- Record set
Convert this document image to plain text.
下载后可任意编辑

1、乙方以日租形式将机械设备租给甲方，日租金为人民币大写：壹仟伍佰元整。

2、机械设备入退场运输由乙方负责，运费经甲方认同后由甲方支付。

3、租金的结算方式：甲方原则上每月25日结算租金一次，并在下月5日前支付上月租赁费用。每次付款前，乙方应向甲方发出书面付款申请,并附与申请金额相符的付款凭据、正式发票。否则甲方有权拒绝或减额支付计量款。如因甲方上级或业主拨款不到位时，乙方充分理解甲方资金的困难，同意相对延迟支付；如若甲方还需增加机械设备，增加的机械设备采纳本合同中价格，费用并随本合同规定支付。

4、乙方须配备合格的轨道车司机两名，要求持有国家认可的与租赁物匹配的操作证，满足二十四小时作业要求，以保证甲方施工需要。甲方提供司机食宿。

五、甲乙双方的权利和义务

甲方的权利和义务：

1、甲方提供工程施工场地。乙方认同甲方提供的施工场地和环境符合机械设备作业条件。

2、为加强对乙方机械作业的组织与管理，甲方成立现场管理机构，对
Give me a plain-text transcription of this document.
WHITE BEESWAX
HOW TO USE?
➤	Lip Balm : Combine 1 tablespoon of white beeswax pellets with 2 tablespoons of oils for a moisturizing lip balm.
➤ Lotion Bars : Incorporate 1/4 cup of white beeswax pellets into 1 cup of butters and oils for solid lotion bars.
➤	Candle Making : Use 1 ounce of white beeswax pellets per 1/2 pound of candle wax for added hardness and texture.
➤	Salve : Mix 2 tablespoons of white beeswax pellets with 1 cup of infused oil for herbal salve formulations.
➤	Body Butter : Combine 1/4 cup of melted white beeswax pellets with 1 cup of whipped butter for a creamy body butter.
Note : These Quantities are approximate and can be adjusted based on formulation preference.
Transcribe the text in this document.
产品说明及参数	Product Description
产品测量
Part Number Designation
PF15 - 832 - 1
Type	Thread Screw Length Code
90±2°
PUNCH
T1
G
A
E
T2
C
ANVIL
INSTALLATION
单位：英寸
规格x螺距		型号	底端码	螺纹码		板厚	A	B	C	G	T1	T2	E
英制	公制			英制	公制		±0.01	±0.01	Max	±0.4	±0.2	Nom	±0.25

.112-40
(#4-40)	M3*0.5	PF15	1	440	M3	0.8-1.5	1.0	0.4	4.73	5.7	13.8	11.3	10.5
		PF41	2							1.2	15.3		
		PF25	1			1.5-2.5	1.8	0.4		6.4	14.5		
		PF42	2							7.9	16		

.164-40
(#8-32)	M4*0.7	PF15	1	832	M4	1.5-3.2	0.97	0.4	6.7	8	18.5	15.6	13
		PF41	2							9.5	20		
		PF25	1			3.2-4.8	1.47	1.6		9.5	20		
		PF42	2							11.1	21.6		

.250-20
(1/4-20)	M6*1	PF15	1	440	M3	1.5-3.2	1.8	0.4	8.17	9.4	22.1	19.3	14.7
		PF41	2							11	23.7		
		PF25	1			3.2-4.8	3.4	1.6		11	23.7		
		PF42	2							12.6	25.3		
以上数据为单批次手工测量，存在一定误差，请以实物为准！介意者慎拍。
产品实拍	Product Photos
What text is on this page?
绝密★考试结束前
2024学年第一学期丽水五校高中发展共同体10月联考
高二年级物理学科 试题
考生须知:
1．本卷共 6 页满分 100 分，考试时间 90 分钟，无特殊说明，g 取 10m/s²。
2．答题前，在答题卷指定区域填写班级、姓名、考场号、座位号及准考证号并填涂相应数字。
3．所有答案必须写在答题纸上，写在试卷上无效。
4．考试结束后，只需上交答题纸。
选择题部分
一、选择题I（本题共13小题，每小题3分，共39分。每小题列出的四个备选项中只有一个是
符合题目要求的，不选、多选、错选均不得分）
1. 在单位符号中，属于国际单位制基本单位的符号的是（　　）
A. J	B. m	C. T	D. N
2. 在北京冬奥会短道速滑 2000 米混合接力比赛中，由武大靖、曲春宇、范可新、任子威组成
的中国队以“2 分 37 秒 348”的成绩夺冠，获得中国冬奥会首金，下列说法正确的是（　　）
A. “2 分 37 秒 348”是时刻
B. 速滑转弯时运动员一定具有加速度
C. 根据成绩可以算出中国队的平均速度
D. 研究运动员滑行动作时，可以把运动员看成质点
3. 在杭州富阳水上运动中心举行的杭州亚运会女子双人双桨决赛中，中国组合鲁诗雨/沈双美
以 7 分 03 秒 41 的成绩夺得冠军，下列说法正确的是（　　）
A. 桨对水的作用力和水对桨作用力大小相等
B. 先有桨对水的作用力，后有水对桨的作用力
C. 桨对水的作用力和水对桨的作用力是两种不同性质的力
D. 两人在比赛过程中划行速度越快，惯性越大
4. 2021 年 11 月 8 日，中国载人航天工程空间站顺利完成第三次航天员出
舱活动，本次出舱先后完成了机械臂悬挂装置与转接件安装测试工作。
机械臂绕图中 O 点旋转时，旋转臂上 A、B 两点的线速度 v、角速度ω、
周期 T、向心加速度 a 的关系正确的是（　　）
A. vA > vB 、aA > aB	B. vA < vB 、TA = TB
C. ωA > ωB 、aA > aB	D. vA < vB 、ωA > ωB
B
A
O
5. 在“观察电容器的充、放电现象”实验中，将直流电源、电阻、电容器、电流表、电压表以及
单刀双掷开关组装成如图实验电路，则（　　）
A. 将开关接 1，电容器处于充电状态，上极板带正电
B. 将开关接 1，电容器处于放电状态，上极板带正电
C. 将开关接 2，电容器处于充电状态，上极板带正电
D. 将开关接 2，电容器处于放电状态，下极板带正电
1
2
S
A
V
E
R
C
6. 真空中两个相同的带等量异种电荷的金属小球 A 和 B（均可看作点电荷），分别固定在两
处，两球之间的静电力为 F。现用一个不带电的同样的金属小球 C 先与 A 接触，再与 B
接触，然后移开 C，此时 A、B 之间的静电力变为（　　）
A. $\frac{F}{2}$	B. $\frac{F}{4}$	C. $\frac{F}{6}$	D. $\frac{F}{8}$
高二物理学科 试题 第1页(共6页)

- Instruction
Retype every entry word for word.

- Answer to this problem
Convert this document image to plain text.
下载后可任意编辑

1、乙方以日租形式将机械设备租给甲方，日租金为人民币大写：壹仟伍佰元整。

2、机械设备入退场运输由乙方负责，运费经甲方认同后由甲方支付。

3、租金的结算方式：甲方原则上每月25日结算租金一次，并在下月5日前支付上月租赁费用。每次付款前，乙方应向甲方发出书面付款申请,并附与申请金额相符的付款凭据、正式发票。否则甲方有权拒绝或减额支付计量款。如因甲方上级或业主拨款不到位时，乙方充分理解甲方资金的困难，同意相对延迟支付；如若甲方还需增加机械设备，增加的机械设备采纳本合同中价格，费用并随本合同规定支付。

4、乙方须配备合格的轨道车司机两名，要求持有国家认可的与租赁物匹配的操作证，满足二十四小时作业要求，以保证甲方施工需要。甲方提供司机食宿。

五、甲乙双方的权利和义务

甲方的权利和义务：

1、甲方提供工程施工场地。乙方认同甲方提供的施工场地和环境符合机械设备作业条件。

2、为加强对乙方机械作业的组织与管理，甲方成立现场管理机构，对
Give me a plain-text transcription of this document.
WHITE BEESWAX
HOW TO USE?
➤	Lip Balm : Combine 1 tablespoon of white beeswax pellets with 2 tablespoons of oils for a moisturizing lip balm.
➤ Lotion Bars : Incorporate 1/4 cup of white beeswax pellets into 1 cup of butters and oils for solid lotion bars.
➤	Candle Making : Use 1 ounce of white beeswax pellets per 1/2 pound of candle wax for added hardness and texture.
➤	Salve : Mix 2 tablespoons of white beeswax pellets with 1 cup of infused oil for herbal salve formulations.
➤	Body Butter : Combine 1/4 cup of melted white beeswax pellets with 1 cup of whipped butter for a creamy body butter.
Note : These Quantities are approximate and can be adjusted based on formulation preference.
Transcribe the text in this document.
产品说明及参数	Product Description
产品测量
Part Number Designation
PF15 - 832 - 1
Type	Thread Screw Length Code
90±2°
PUNCH
T1
G
A
E
T2
C
ANVIL
INSTALLATION
单位：英寸
规格x螺距		型号	底端码	螺纹码		板厚	A	B	C	G	T1	T2	E
英制	公制			英制	公制		±0.01	±0.01	Max	±0.4	±0.2	Nom	±0.25

.112-40
(#4-40)	M3*0.5	PF15	1	440	M3	0.8-1.5	1.0	0.4	4.73	5.7	13.8	11.3	10.5
		PF41	2							1.2	15.3		
		PF25	1			1.5-2.5	1.8	0.4		6.4	14.5		
		PF42	2							7.9	16		

.164-40
(#8-32)	M4*0.7	PF15	1	832	M4	1.5-3.2	0.97	0.4	6.7	8	18.5	15.6	13
		PF41	2							9.5	20		
		PF25	1			3.2-4.8	1.47	1.6		9.5	20		
		PF42	2							11.1	21.6		

.250-20
(1/4-20)	M6*1	PF15	1	440	M3	1.5-3.2	1.8	0.4	8.17	9.4	22.1	19.3	14.7
		PF41	2							11	23.7		
		PF25	1			3.2-4.8	3.4	1.6		11	23.7		
		PF42	2							12.6	25.3		
以上数据为单批次手工测量，存在一定误差，请以实物为准！介意者慎拍。
产品实拍	Product Photos
What text is on this page?
绝密★考试结束前
2024学年第一学期丽水五校高中发展共同体10月联考
高二年级物理学科 试题
考生须知:
1．本卷共 6 页满分 100 分，考试时间 90 分钟，无特殊说明，g 取 10m/s²。
2．答题前，在答题卷指定区域填写班级、姓名、考场号、座位号及准考证号并填涂相应数字。
3．所有答案必须写在答题纸上，写在试卷上无效。
4．考试结束后，只需上交答题纸。
选择题部分
一、选择题I（本题共13小题，每小题3分，共39分。每小题列出的四个备选项中只有一个是
符合题目要求的，不选、多选、错选均不得分）
1. 在单位符号中，属于国际单位制基本单位的符号的是（　　）
A. J	B. m	C. T	D. N
2. 在北京冬奥会短道速滑 2000 米混合接力比赛中，由武大靖、曲春宇、范可新、任子威组成
的中国队以“2 分 37 秒 348”的成绩夺冠，获得中国冬奥会首金，下列说法正确的是（　　）
A. “2 分 37 秒 348”是时刻
B. 速滑转弯时运动员一定具有加速度
C. 根据成绩可以算出中国队的平均速度
D. 研究运动员滑行动作时，可以把运动员看成质点
3. 在杭州富阳水上运动中心举行的杭州亚运会女子双人双桨决赛中，中国组合鲁诗雨/沈双美
以 7 分 03 秒 41 的成绩夺得冠军，下列说法正确的是（　　）
A. 桨对水的作用力和水对桨作用力大小相等
B. 先有桨对水的作用力，后有水对桨的作用力
C. 桨对水的作用力和水对桨的作用力是两种不同性质的力
D. 两人在比赛过程中划行速度越快，惯性越大
4. 2021 年 11 月 8 日，中国载人航天工程空间站顺利完成第三次航天员出
舱活动，本次出舱先后完成了机械臂悬挂装置与转接件安装测试工作。
机械臂绕图中 O 点旋转时，旋转臂上 A、B 两点的线速度 v、角速度ω、
周期 T、向心加速度 a 的关系正确的是（　　）
A. vA > vB 、aA > aB	B. vA < vB 、TA = TB
C. ωA > ωB 、aA > aB	D. vA < vB 、ωA > ωB
B
A
O
5. 在“观察电容器的充、放电现象”实验中，将直流电源、电阻、电容器、电流表、电压表以及
单刀双掷开关组装成如图实验电路，则（　　）
A. 将开关接 1，电容器处于充电状态，上极板带正电
B. 将开关接 1，电容器处于放电状态，上极板带正电
C. 将开关接 2，电容器处于充电状态，上极板带正电
D. 将开关接 2，电容器处于放电状态，下极板带正电
1
2
S
A
V
E
R
C
6. 真空中两个相同的带等量异种电荷的金属小球 A 和 B（均可看作点电荷），分别固定在两
处，两球之间的静电力为 F。现用一个不带电的同样的金属小球 C 先与 A 接触，再与 B
接触，然后移开 C，此时 A、B 之间的静电力变为（　　）
A. $\frac{F}{2}$	B. $\frac{F}{4}$	C. $\frac{F}{6}$	D. $\frac{F}{8}$
高二物理学科 试题 第1页(共6页)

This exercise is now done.